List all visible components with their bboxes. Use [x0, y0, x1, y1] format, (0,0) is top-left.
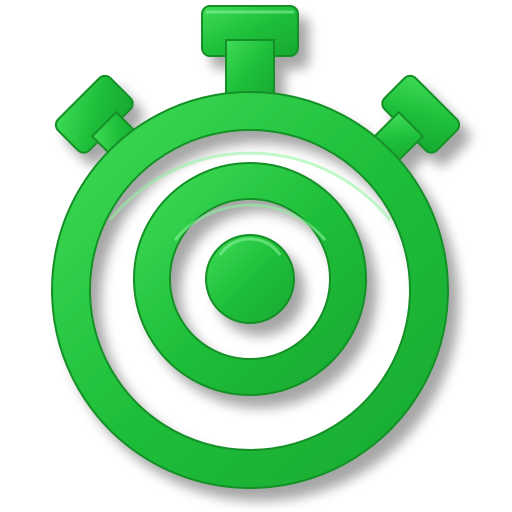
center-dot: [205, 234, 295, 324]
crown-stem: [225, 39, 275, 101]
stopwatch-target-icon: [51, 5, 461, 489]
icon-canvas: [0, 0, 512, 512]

+--

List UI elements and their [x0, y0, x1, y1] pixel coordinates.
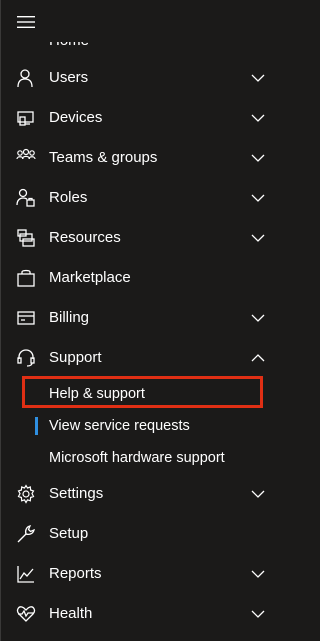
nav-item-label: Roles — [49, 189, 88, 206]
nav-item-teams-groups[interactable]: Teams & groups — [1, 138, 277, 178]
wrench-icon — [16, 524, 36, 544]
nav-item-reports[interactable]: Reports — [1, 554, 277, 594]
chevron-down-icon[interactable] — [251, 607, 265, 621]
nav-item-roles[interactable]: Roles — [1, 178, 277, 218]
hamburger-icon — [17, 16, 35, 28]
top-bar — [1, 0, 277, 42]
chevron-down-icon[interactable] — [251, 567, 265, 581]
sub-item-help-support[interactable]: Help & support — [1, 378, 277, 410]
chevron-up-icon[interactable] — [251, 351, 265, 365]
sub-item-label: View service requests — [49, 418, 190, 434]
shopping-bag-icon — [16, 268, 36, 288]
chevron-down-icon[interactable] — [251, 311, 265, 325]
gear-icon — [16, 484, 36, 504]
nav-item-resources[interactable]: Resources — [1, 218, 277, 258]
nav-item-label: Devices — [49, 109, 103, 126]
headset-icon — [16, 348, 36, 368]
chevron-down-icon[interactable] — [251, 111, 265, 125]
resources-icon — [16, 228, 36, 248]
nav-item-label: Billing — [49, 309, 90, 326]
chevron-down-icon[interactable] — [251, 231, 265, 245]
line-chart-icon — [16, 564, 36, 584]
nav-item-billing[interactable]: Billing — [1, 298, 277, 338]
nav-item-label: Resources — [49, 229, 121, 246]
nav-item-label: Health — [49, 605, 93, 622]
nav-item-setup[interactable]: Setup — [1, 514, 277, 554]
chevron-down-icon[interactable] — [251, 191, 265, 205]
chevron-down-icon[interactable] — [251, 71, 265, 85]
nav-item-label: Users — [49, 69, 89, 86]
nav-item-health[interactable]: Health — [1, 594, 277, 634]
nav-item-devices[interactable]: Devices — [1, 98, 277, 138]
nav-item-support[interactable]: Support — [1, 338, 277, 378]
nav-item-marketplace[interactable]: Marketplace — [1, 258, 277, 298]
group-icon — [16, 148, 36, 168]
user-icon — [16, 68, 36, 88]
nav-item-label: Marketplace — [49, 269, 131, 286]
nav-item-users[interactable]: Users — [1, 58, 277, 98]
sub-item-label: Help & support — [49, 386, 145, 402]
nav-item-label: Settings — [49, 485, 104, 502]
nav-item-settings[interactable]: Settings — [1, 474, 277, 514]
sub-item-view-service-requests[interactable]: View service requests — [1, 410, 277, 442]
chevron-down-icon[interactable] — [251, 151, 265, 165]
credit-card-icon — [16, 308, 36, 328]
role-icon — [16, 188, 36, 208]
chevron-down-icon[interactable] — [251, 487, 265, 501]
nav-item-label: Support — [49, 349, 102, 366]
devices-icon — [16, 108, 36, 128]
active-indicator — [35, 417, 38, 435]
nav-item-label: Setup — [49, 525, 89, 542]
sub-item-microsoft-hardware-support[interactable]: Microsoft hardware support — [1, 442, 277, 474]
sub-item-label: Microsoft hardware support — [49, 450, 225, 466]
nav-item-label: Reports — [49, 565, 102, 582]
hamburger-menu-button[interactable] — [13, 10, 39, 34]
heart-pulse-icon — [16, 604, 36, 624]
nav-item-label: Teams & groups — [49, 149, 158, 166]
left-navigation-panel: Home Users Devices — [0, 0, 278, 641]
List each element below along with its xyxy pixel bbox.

+--

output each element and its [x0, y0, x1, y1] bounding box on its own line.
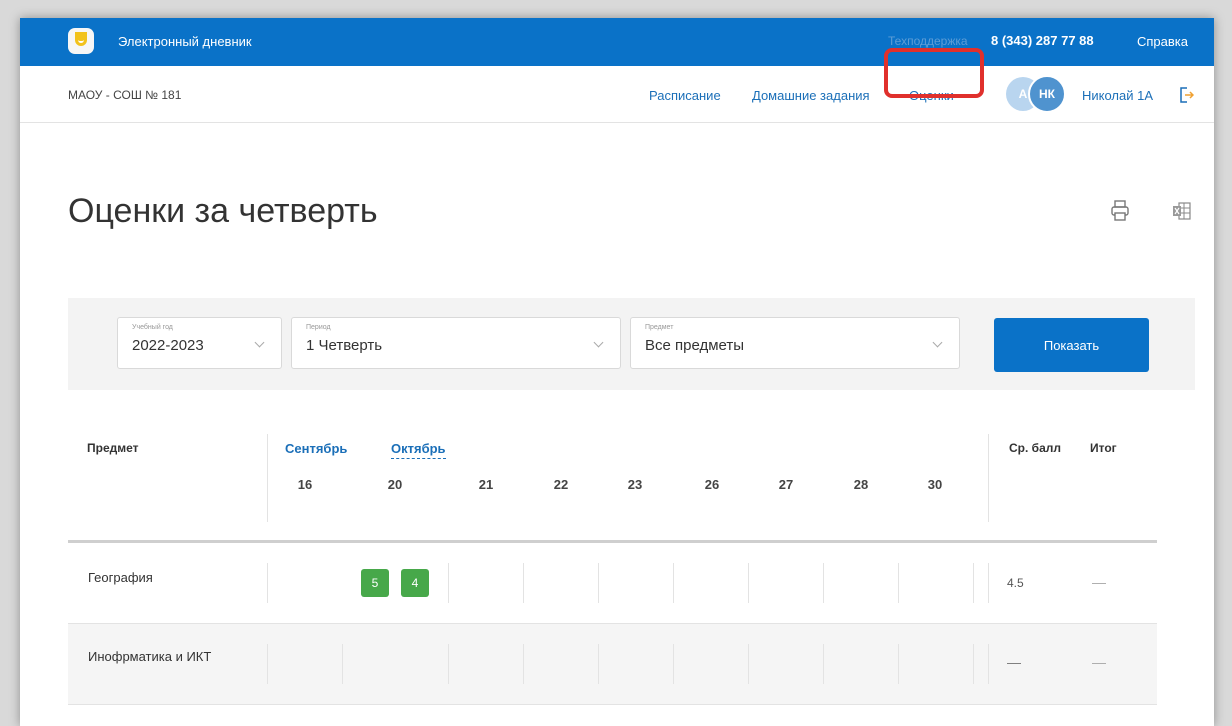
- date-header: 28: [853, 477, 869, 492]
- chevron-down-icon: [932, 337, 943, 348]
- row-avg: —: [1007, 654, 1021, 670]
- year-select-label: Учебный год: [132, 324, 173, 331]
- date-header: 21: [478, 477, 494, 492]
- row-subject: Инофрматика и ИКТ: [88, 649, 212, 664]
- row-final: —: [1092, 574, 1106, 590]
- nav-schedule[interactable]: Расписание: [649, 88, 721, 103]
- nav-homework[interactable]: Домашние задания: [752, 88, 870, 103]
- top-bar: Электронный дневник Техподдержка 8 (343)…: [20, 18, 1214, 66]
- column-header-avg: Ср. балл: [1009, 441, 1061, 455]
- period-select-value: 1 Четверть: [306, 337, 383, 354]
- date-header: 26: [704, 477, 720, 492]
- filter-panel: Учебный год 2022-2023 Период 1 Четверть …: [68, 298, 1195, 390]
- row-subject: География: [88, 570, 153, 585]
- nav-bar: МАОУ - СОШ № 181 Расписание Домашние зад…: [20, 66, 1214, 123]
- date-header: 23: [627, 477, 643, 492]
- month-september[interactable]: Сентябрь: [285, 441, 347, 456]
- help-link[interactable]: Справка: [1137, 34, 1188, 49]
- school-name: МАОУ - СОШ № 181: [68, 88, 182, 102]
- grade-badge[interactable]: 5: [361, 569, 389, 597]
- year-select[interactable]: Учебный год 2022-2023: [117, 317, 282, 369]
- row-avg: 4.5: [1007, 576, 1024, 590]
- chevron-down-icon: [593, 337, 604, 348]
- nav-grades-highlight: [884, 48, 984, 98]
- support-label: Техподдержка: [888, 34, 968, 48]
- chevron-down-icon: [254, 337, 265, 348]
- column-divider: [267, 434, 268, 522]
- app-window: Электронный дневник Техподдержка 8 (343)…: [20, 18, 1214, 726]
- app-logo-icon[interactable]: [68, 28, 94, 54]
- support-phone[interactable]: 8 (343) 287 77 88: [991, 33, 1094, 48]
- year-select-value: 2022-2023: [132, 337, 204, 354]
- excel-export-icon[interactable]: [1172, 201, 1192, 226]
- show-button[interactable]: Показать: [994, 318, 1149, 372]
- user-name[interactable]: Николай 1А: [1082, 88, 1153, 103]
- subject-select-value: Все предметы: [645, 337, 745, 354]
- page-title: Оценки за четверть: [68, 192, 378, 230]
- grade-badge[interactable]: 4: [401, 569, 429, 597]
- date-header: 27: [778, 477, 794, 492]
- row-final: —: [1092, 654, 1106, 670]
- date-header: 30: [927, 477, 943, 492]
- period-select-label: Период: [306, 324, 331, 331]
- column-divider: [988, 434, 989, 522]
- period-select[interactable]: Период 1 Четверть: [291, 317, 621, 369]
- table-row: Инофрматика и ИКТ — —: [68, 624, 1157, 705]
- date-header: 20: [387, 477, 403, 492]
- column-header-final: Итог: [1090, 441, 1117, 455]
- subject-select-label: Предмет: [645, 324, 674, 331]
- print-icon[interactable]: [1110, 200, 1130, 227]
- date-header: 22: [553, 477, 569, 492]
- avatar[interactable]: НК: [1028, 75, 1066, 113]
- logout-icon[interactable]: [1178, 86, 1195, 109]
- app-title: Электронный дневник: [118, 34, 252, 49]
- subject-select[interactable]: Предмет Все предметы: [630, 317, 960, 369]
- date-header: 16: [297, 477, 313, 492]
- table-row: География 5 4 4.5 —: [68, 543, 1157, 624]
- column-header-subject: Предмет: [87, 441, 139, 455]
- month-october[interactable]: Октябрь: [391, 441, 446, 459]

+--

- Aim:
Pull out each line in the entries above that contains the string "down". Treat uppercase and lowercase as different.

- Exercise response:
chevron-down-icon[interactable] — [251, 607, 265, 621]
chevron-down-icon[interactable] — [251, 567, 265, 581]
chevron-down-icon[interactable] — [251, 311, 265, 325]
chevron-down-icon[interactable] — [251, 111, 265, 125]
chevron-down-icon[interactable] — [251, 231, 265, 245]
chevron-down-icon[interactable] — [251, 191, 265, 205]
chevron-down-icon[interactable] — [251, 71, 265, 85]
chevron-down-icon[interactable] — [251, 151, 265, 165]
chevron-down-icon[interactable] — [251, 487, 265, 501]
- chevron-down-icon: [932, 337, 943, 348]
- chevron-down-icon: [593, 337, 604, 348]
- chevron-down-icon: [254, 337, 265, 348]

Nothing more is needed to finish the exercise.